*The exercise:* Locate and copy all lines bearing the word "Entidades".

*Supplied records:*
++++++
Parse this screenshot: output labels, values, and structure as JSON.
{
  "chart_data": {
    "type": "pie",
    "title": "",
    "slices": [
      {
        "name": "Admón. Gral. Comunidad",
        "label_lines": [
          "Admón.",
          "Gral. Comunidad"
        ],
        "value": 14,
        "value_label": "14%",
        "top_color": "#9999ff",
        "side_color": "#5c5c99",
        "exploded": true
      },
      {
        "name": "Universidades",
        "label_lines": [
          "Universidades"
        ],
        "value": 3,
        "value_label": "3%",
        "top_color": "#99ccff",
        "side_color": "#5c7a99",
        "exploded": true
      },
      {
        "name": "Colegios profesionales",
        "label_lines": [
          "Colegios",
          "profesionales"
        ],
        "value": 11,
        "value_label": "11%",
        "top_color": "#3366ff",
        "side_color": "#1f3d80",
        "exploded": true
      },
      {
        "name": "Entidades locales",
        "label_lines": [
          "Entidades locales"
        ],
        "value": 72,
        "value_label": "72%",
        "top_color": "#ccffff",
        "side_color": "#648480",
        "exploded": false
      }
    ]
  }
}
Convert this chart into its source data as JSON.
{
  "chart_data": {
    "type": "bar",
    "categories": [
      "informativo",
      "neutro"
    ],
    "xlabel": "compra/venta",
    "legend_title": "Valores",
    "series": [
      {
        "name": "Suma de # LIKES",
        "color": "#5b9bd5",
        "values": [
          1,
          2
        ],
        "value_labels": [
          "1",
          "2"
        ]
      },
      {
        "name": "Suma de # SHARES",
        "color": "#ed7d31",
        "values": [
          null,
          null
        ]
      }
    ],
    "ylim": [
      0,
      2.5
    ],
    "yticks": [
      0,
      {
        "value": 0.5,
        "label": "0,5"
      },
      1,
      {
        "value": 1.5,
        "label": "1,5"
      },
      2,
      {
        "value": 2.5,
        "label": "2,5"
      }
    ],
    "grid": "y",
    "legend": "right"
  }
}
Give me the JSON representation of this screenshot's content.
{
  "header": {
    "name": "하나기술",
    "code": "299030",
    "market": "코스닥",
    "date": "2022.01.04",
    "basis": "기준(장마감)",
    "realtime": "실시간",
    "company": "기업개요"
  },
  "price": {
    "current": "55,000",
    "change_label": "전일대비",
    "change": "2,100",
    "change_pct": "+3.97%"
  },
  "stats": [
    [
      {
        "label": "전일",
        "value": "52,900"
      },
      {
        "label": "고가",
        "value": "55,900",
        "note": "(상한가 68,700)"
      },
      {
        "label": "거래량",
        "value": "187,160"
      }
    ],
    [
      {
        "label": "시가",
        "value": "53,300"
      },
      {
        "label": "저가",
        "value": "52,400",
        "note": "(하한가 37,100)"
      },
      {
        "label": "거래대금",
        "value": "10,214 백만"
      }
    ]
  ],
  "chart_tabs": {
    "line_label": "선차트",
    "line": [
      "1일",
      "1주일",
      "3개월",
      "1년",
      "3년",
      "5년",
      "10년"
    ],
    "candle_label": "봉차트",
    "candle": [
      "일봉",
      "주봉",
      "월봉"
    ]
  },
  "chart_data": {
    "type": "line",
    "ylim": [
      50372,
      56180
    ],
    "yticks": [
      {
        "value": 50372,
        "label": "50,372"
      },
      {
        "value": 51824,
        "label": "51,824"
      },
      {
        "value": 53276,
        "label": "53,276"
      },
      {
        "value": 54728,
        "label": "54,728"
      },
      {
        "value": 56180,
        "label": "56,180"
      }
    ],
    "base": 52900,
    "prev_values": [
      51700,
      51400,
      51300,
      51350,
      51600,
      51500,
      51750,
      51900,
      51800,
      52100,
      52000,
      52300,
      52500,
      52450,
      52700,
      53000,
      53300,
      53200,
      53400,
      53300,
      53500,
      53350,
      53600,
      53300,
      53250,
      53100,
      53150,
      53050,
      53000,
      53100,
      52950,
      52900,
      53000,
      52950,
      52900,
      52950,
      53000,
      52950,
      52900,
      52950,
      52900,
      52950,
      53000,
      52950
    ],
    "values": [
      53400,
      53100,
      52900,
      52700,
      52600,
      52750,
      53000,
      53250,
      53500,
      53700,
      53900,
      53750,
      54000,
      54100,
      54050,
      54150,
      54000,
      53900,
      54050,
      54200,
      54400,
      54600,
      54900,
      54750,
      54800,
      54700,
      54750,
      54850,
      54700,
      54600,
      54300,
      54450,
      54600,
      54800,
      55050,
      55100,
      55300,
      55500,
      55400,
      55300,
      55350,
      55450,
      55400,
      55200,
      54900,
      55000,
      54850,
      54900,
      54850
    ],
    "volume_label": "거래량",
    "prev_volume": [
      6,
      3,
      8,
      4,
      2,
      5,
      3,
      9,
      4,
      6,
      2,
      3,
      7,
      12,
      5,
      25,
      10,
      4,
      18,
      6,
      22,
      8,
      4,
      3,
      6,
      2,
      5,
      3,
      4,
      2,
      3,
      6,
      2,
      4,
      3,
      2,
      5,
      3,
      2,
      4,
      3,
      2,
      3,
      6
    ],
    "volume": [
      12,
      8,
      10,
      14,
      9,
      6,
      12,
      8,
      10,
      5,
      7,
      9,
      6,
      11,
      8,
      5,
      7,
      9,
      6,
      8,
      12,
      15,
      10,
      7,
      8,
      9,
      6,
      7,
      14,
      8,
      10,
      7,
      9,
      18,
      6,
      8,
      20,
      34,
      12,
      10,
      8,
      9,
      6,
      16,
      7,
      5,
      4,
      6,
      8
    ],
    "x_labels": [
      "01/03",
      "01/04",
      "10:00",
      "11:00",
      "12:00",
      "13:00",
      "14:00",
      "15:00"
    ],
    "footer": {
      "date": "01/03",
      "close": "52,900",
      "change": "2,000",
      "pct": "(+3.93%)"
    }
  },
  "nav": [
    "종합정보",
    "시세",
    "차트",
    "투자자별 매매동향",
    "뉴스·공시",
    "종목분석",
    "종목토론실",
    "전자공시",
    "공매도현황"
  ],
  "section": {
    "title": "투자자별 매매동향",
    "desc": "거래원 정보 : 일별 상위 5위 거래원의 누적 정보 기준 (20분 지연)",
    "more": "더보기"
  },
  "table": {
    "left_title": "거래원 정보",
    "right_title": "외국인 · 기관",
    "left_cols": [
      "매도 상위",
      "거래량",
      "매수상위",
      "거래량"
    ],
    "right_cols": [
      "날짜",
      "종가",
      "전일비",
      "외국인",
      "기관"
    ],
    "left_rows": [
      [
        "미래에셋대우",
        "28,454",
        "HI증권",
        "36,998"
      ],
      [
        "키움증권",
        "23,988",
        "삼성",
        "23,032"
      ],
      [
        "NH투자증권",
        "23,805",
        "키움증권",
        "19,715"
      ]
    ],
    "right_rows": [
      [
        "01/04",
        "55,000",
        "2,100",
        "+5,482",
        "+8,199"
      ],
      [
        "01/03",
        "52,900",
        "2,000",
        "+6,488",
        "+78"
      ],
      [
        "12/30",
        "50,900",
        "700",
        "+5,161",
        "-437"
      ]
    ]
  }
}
++++++
*Answer to the exercise:*
        "name": "Entidades locales",
          "Entidades locales"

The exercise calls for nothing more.